- Stated exercise -
Go through the listing and copy each line with the string "turismului".

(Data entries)
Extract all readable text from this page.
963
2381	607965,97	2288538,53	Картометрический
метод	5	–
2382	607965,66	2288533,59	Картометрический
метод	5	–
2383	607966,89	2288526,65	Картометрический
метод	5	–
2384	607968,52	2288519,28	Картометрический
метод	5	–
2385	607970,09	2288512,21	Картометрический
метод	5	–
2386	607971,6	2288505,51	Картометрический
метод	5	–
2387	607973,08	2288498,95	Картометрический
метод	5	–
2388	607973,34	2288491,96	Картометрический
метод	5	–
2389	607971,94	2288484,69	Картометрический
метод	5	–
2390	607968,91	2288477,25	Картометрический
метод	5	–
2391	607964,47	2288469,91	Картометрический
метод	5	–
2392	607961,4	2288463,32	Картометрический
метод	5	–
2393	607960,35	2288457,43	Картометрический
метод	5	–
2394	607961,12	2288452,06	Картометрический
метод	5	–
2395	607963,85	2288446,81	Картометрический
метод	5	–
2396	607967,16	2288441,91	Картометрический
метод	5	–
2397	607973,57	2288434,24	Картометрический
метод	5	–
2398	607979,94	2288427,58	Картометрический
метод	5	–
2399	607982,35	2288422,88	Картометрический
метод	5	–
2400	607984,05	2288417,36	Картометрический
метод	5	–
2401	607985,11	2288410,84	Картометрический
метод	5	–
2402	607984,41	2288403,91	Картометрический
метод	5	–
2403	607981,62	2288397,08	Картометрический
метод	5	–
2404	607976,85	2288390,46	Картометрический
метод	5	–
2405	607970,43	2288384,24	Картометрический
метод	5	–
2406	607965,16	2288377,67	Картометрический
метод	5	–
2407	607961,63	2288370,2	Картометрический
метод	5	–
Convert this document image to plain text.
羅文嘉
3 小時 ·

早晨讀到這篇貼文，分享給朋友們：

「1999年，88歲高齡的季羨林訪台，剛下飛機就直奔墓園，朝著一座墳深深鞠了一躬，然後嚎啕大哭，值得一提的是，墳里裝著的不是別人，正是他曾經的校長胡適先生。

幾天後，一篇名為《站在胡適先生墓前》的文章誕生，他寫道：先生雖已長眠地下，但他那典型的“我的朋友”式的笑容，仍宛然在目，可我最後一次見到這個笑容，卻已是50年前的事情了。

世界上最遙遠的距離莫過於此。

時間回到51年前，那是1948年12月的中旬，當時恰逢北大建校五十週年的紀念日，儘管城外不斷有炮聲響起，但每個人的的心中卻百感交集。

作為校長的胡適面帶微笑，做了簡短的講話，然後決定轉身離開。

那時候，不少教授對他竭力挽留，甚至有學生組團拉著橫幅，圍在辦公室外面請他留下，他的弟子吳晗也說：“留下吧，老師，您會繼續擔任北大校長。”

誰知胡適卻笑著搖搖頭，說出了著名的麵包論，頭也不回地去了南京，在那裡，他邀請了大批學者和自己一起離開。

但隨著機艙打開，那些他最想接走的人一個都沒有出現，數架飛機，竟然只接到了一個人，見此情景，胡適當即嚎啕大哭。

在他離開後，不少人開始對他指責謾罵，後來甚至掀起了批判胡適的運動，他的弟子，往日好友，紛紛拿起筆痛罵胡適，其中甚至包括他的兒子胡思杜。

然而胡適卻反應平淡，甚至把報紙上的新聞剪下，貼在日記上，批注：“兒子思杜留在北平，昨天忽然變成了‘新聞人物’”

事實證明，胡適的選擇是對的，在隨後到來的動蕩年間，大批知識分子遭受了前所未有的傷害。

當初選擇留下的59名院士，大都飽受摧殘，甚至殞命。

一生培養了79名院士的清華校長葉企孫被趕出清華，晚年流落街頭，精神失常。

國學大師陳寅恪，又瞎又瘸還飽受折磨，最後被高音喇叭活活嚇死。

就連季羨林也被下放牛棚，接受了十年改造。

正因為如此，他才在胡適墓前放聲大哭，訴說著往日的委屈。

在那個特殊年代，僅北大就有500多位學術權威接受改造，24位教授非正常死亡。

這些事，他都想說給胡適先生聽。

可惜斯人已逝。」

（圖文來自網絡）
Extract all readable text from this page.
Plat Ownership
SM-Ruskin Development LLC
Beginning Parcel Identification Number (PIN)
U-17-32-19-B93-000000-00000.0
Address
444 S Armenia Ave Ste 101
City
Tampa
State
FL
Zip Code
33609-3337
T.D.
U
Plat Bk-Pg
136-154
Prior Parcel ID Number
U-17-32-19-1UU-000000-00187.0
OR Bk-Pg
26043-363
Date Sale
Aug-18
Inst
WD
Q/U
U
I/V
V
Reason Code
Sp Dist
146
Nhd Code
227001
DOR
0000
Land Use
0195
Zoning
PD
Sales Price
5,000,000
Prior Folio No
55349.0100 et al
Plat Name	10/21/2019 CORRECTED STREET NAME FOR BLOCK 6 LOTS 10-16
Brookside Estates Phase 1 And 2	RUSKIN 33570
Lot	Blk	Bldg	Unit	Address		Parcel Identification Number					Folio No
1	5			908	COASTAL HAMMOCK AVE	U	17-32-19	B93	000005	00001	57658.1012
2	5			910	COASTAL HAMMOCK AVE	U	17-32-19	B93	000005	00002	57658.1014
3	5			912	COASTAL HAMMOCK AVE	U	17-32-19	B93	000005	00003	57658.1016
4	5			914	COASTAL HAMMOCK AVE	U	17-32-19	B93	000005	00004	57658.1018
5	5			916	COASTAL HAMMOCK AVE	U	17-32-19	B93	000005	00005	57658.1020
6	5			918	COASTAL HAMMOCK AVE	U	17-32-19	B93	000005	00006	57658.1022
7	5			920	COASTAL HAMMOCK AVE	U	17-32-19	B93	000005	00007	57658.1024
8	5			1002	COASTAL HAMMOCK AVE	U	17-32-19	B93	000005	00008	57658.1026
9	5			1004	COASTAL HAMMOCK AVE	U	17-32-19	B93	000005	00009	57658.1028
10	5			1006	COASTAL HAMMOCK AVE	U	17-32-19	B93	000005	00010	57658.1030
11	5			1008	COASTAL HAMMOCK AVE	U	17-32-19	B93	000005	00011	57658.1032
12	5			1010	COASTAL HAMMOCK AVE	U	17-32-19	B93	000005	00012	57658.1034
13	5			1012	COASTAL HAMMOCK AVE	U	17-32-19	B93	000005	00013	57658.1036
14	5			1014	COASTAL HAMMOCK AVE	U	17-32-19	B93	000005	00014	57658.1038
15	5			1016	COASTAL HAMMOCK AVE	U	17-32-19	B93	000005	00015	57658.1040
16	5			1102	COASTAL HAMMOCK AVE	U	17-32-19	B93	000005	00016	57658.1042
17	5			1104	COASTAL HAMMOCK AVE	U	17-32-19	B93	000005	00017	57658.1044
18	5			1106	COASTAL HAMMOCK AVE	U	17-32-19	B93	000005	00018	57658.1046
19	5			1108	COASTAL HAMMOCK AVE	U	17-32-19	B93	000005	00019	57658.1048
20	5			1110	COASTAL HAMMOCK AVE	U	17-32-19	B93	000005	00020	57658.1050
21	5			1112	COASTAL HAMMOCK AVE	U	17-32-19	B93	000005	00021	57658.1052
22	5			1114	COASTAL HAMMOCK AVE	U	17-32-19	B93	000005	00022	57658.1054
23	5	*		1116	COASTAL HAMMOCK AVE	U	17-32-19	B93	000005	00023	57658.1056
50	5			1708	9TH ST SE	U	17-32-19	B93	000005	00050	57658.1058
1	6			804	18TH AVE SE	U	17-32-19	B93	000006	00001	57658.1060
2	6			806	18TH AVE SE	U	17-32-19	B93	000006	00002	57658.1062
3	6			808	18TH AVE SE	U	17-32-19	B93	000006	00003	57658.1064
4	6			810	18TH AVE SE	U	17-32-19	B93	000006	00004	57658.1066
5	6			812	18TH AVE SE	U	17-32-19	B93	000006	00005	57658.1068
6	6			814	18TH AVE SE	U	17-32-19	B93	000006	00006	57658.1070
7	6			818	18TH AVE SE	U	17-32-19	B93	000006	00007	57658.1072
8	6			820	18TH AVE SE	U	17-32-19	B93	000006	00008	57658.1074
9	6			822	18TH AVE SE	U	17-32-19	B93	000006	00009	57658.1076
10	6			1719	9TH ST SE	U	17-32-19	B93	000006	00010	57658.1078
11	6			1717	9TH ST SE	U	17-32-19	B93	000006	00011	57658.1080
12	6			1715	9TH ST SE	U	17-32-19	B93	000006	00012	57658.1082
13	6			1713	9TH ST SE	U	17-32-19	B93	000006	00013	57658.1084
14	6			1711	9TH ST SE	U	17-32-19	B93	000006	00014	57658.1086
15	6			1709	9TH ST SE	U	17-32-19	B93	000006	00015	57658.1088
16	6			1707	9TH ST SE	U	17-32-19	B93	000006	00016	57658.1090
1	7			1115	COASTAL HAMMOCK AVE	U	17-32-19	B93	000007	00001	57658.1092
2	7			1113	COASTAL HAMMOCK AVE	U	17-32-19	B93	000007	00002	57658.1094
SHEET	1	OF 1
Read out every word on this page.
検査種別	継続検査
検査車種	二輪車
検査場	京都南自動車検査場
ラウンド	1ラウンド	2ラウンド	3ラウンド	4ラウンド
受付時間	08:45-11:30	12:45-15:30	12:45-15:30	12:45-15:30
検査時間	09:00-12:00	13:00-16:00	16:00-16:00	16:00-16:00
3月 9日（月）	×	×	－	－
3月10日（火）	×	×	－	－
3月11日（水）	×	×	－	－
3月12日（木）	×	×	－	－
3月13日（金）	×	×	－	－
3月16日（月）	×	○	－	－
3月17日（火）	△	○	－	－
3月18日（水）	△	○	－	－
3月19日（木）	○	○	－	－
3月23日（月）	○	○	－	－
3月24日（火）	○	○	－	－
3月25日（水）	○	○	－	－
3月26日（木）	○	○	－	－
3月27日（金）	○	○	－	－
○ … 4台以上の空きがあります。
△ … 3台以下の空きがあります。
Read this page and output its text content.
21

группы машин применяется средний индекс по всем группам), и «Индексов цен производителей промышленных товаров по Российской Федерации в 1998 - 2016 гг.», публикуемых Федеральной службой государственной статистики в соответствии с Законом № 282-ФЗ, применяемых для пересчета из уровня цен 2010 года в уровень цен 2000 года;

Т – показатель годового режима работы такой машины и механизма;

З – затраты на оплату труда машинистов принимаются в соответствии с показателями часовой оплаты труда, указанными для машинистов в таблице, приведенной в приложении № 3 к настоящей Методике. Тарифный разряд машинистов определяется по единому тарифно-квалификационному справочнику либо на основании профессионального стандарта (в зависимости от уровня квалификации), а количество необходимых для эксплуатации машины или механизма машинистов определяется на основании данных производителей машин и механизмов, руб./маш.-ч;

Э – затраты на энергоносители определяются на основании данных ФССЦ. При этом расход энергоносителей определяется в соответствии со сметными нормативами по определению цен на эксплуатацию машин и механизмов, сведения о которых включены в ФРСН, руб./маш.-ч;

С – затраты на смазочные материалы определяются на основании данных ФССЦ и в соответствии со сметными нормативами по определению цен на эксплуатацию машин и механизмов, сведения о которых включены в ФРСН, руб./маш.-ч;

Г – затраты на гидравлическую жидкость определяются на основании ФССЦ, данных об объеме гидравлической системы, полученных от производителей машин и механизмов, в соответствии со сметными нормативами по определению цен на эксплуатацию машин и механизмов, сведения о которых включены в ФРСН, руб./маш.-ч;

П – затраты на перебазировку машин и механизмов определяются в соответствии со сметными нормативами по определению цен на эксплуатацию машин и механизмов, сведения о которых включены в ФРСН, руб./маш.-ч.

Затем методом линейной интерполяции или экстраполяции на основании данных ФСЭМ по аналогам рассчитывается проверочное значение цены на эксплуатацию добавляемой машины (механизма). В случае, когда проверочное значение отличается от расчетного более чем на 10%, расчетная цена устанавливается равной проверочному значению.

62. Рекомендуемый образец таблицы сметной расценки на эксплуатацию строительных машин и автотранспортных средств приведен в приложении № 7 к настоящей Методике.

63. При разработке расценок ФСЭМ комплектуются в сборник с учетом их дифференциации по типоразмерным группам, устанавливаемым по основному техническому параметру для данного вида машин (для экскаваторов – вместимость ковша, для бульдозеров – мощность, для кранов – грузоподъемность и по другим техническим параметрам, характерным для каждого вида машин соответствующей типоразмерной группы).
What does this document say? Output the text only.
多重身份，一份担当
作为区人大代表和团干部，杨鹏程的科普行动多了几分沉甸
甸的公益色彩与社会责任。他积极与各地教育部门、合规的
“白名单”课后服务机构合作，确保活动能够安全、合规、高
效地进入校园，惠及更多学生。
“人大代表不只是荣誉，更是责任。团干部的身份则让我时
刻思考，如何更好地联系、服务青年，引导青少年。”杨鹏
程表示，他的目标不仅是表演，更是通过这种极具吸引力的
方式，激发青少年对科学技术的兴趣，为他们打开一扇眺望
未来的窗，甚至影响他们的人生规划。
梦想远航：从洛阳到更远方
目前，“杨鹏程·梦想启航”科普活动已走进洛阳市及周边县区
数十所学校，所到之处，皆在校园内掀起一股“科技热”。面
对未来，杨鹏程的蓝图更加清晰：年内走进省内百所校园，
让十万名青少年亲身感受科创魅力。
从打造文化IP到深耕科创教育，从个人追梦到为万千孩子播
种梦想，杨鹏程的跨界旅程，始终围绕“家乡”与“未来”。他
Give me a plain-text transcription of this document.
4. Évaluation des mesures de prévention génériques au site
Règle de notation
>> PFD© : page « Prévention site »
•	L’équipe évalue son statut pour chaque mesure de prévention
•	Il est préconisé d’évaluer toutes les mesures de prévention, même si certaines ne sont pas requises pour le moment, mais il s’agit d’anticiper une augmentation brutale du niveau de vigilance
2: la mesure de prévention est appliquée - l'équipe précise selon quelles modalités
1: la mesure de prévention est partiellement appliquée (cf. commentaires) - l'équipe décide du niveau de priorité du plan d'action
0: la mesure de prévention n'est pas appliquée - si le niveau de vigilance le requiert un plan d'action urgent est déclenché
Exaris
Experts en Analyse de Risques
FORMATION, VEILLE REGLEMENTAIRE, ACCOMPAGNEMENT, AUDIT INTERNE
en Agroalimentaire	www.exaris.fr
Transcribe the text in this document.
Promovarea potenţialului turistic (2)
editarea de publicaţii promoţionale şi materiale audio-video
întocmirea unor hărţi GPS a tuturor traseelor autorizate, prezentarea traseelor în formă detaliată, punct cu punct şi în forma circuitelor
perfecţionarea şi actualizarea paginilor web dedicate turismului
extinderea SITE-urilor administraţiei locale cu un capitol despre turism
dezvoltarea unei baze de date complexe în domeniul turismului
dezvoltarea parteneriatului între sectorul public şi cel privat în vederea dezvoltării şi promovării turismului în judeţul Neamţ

- Task solution -
perfecţionarea şi actualizarea paginilor web dedicate turismului
dezvoltarea unei baze de date complexe în domeniul turismului
dezvoltarea parteneriatului între sectorul public şi cel privat în vederea dezvoltării şi promovării turismului în judeţul Neamţ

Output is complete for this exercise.